■ THE PROBLEM
Skip the pictures. Transcribe the rest of the data below without changing a word.

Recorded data
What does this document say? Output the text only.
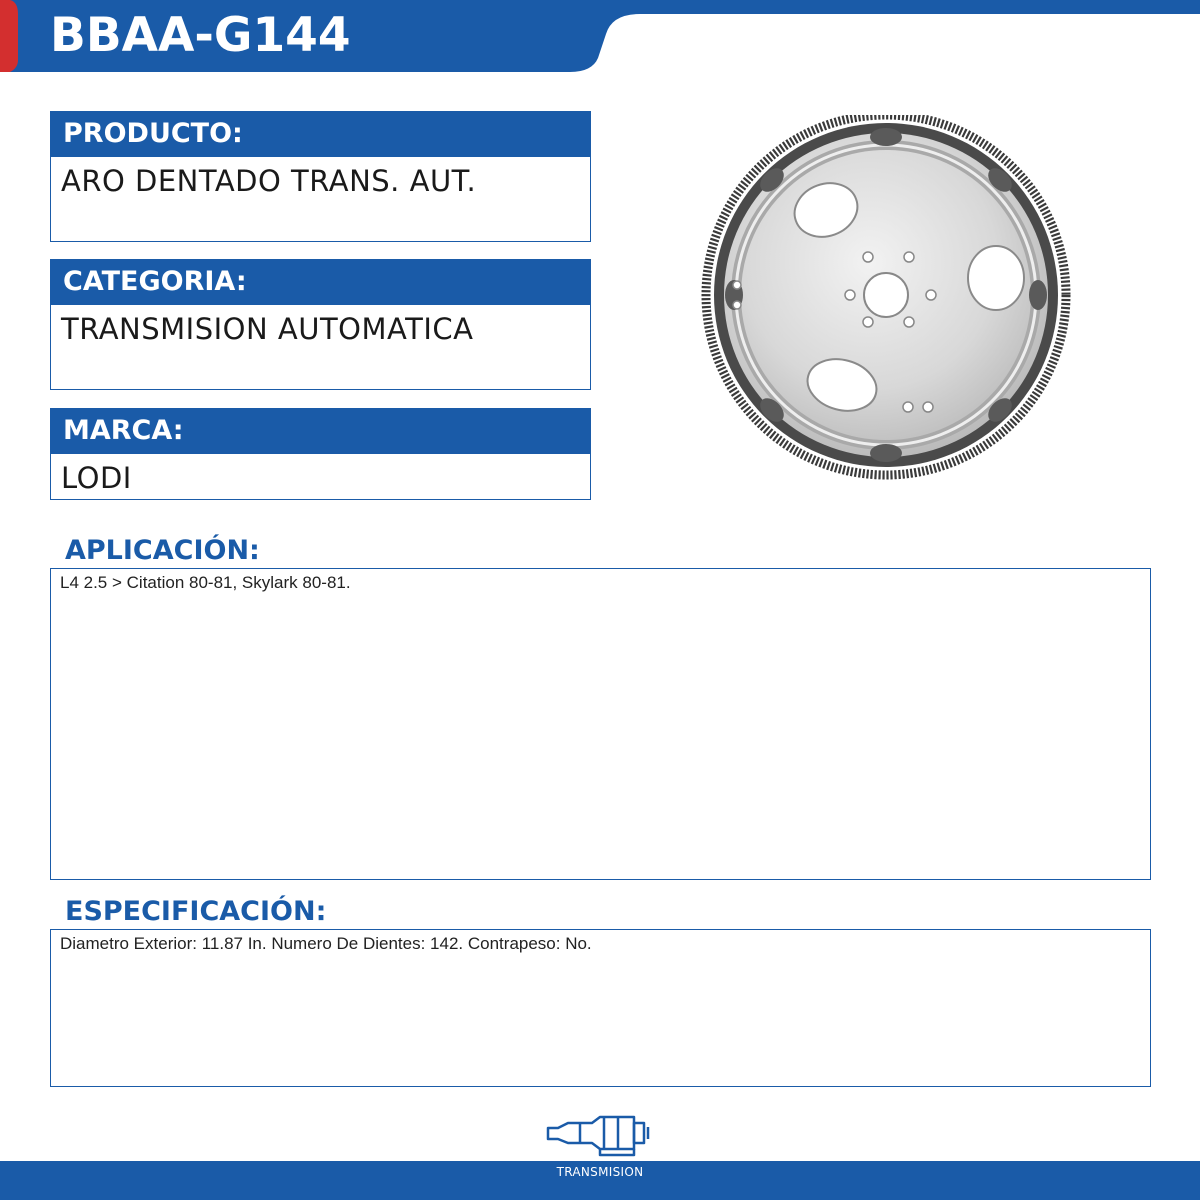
BBAA-G144
PRODUCTO:
ARO DENTADO TRANS. AUT.
CATEGORIA:
TRANSMISION AUTOMATICA
MARCA:
LODI
APLICACIÓN:
L4 2.5 > Citation 80-81, Skylark 80-81.
ESPECIFICACIÓN:
Diametro Exterior: 11.87 In. Numero De Dientes: 142. Contrapeso: No.
TRANSMISION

■ RESPONSE TO THIS EXERCISE
What does this document say? Output the text only.
BBAA-G144
PRODUCTO:
ARO DENTADO TRANS. AUT.
CATEGORIA:
TRANSMISION AUTOMATICA
MARCA:
LODI
APLICACIÓN:
L4 2.5 > Citation 80-81, Skylark 80-81.
ESPECIFICACIÓN:
Diametro Exterior: 11.87 In. Numero De Dientes: 142. Contrapeso: No.
TRANSMISION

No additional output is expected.